* [SET TASK] Return each line of the data below verbatim; pictures are to be left out.

[Figure data in JSON]
— BEGIN —
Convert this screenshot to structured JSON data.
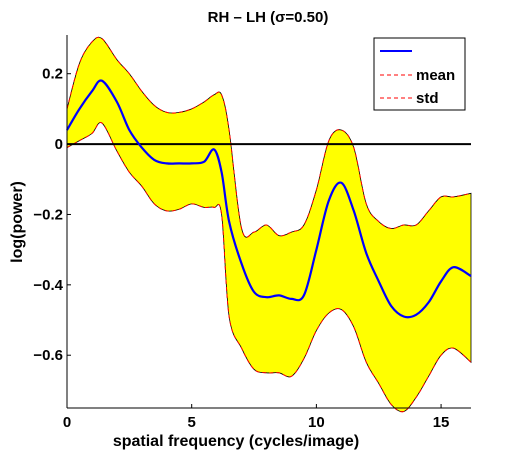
{
  "chart_data": {
    "type": "area",
    "title": "RH – LH (σ=0.50)",
    "xlabel": "spatial frequency (cycles/image)",
    "ylabel": "log(power)",
    "xlim": [
      0,
      16.2
    ],
    "ylim": [
      -0.75,
      0.31
    ],
    "xticks": [
      0,
      5,
      10,
      15
    ],
    "yticks": [
      0.2,
      0,
      -0.2,
      -0.4,
      -0.6
    ],
    "ytick_labels": [
      "0.2",
      "0",
      "−0.2",
      "−0.4",
      "−0.6"
    ],
    "grid": false,
    "legend_position": "top-right",
    "legend": [
      "",
      "mean",
      "std"
    ],
    "colors": {
      "mean_line": "#0000ff",
      "std_line": "#ff0000",
      "band_fill": "#ffff00",
      "zero_line": "#000000"
    },
    "zero_line": 0,
    "x": [
      0,
      0.5,
      1,
      1.4,
      2,
      2.5,
      3,
      3.5,
      4,
      4.5,
      5,
      5.5,
      5.9,
      6.2,
      6.5,
      7,
      7.5,
      8,
      8.5,
      9,
      9.5,
      10,
      10.5,
      11,
      11.5,
      12,
      12.5,
      13,
      13.5,
      14,
      14.5,
      15,
      15.5,
      16.2
    ],
    "series": [
      {
        "name": "mean",
        "values": [
          0.04,
          0.1,
          0.15,
          0.18,
          0.12,
          0.04,
          -0.01,
          -0.045,
          -0.055,
          -0.055,
          -0.055,
          -0.05,
          -0.015,
          -0.08,
          -0.22,
          -0.34,
          -0.42,
          -0.435,
          -0.43,
          -0.44,
          -0.43,
          -0.3,
          -0.16,
          -0.11,
          -0.19,
          -0.31,
          -0.39,
          -0.46,
          -0.49,
          -0.485,
          -0.45,
          -0.39,
          -0.35,
          -0.375
        ]
      },
      {
        "name": "std_upper",
        "values": [
          0.1,
          0.23,
          0.29,
          0.3,
          0.24,
          0.2,
          0.15,
          0.11,
          0.09,
          0.09,
          0.1,
          0.12,
          0.14,
          0.14,
          0.04,
          -0.24,
          -0.25,
          -0.23,
          -0.26,
          -0.25,
          -0.23,
          -0.13,
          0.01,
          0.04,
          -0.01,
          -0.17,
          -0.22,
          -0.24,
          -0.23,
          -0.23,
          -0.19,
          -0.15,
          -0.15,
          -0.14
        ]
      },
      {
        "name": "std_lower",
        "values": [
          -0.01,
          0.01,
          0.03,
          0.06,
          -0.02,
          -0.08,
          -0.12,
          -0.17,
          -0.19,
          -0.185,
          -0.17,
          -0.18,
          -0.18,
          -0.2,
          -0.49,
          -0.58,
          -0.64,
          -0.65,
          -0.65,
          -0.66,
          -0.61,
          -0.53,
          -0.48,
          -0.47,
          -0.52,
          -0.62,
          -0.68,
          -0.74,
          -0.76,
          -0.72,
          -0.66,
          -0.6,
          -0.58,
          -0.62
        ]
      }
    ]
  }
}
— END —
* [CORRECT RESULT]
Convert this screenshot to structured JSON data.
{
  "chart_data": {
    "type": "area",
    "title": "RH – LH (σ=0.50)",
    "xlabel": "spatial frequency (cycles/image)",
    "ylabel": "log(power)",
    "xlim": [
      0,
      16.2
    ],
    "ylim": [
      -0.75,
      0.31
    ],
    "xticks": [
      0,
      5,
      10,
      15
    ],
    "yticks": [
      0.2,
      0,
      -0.2,
      -0.4,
      -0.6
    ],
    "ytick_labels": [
      "0.2",
      "0",
      "−0.2",
      "−0.4",
      "−0.6"
    ],
    "grid": false,
    "legend_position": "top-right",
    "legend": [
      "",
      "mean",
      "std"
    ],
    "colors": {
      "mean_line": "#0000ff",
      "std_line": "#ff0000",
      "band_fill": "#ffff00",
      "zero_line": "#000000"
    },
    "zero_line": 0,
    "x": [
      0,
      0.5,
      1,
      1.4,
      2,
      2.5,
      3,
      3.5,
      4,
      4.5,
      5,
      5.5,
      5.9,
      6.2,
      6.5,
      7,
      7.5,
      8,
      8.5,
      9,
      9.5,
      10,
      10.5,
      11,
      11.5,
      12,
      12.5,
      13,
      13.5,
      14,
      14.5,
      15,
      15.5,
      16.2
    ],
    "series": [
      {
        "name": "mean",
        "values": [
          0.04,
          0.1,
          0.15,
          0.18,
          0.12,
          0.04,
          -0.01,
          -0.045,
          -0.055,
          -0.055,
          -0.055,
          -0.05,
          -0.015,
          -0.08,
          -0.22,
          -0.34,
          -0.42,
          -0.435,
          -0.43,
          -0.44,
          -0.43,
          -0.3,
          -0.16,
          -0.11,
          -0.19,
          -0.31,
          -0.39,
          -0.46,
          -0.49,
          -0.485,
          -0.45,
          -0.39,
          -0.35,
          -0.375
        ]
      },
      {
        "name": "std_upper",
        "values": [
          0.1,
          0.23,
          0.29,
          0.3,
          0.24,
          0.2,
          0.15,
          0.11,
          0.09,
          0.09,
          0.1,
          0.12,
          0.14,
          0.14,
          0.04,
          -0.24,
          -0.25,
          -0.23,
          -0.26,
          -0.25,
          -0.23,
          -0.13,
          0.01,
          0.04,
          -0.01,
          -0.17,
          -0.22,
          -0.24,
          -0.23,
          -0.23,
          -0.19,
          -0.15,
          -0.15,
          -0.14
        ]
      },
      {
        "name": "std_lower",
        "values": [
          -0.01,
          0.01,
          0.03,
          0.06,
          -0.02,
          -0.08,
          -0.12,
          -0.17,
          -0.19,
          -0.185,
          -0.17,
          -0.18,
          -0.18,
          -0.2,
          -0.49,
          -0.58,
          -0.64,
          -0.65,
          -0.65,
          -0.66,
          -0.61,
          -0.53,
          -0.48,
          -0.47,
          -0.52,
          -0.62,
          -0.68,
          -0.74,
          -0.76,
          -0.72,
          -0.66,
          -0.6,
          -0.58,
          -0.62
        ]
      }
    ]
  }
}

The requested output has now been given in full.